▶ **WHAT YOU WILL DO**
Gather all lines in the data that hold the string "Phase".

Stored data entries
=====
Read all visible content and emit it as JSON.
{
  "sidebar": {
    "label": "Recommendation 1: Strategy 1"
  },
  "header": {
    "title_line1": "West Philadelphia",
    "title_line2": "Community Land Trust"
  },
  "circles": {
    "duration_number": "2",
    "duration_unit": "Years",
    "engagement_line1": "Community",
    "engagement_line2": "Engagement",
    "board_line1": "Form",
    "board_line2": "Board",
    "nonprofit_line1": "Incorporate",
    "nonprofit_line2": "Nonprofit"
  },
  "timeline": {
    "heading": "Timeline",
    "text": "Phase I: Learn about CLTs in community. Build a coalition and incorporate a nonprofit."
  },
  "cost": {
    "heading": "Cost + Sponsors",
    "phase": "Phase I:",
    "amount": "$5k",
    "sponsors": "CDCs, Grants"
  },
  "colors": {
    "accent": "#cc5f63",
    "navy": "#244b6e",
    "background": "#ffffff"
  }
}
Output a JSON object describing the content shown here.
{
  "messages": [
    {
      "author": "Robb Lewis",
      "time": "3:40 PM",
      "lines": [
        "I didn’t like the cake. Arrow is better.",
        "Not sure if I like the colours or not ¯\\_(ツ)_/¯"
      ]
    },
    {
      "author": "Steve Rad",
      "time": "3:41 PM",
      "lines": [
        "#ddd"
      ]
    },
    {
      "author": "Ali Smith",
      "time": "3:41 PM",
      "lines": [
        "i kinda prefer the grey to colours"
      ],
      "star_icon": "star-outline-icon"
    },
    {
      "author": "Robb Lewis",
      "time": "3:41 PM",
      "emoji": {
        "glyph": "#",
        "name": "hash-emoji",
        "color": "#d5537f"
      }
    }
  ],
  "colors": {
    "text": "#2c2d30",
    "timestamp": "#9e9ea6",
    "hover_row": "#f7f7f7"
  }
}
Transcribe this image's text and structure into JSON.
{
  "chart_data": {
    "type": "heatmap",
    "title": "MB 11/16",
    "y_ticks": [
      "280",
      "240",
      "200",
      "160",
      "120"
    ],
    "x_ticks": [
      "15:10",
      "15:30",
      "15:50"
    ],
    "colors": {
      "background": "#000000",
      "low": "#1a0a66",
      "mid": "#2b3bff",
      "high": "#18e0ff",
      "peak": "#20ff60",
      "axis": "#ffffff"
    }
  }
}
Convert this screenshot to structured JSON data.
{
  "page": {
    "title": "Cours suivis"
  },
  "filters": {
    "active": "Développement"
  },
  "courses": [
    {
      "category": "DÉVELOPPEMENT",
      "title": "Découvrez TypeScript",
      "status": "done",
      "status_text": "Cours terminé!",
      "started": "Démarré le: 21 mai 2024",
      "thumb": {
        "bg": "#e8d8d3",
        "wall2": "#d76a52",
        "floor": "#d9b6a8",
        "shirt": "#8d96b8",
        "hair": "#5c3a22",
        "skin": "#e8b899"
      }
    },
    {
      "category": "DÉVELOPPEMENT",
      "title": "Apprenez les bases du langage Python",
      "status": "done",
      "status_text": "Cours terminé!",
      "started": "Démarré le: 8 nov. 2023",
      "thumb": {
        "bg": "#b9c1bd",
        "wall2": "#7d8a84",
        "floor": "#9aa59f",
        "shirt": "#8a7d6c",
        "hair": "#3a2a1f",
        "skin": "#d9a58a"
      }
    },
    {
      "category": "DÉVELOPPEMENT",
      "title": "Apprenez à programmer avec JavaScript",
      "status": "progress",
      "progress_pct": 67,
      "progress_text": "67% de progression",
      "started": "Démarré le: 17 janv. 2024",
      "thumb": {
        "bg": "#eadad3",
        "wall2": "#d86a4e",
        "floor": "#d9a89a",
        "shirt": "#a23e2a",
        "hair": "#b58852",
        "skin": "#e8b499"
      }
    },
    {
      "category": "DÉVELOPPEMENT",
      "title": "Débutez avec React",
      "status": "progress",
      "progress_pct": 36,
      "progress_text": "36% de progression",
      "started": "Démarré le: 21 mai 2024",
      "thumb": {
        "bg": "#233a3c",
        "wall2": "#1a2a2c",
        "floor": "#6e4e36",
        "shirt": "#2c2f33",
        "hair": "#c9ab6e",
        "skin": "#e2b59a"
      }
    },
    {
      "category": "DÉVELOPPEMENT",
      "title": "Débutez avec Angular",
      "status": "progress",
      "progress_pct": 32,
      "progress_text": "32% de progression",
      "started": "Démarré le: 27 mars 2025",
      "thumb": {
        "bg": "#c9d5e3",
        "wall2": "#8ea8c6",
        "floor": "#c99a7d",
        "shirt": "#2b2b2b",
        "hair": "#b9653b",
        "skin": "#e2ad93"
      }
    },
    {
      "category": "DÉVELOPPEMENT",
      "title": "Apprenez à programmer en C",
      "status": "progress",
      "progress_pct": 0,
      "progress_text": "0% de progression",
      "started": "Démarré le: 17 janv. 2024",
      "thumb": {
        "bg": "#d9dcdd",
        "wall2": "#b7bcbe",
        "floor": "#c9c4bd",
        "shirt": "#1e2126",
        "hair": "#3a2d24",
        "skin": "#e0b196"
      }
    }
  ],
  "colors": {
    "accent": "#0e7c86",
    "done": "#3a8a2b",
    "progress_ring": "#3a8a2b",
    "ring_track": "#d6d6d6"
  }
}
=====
▶ **RIGHT ANSWER**
    "text": "Phase I: Learn about CLTs in community. Build a coalition and incorporate a nonprofit."
    "phase": "Phase I:",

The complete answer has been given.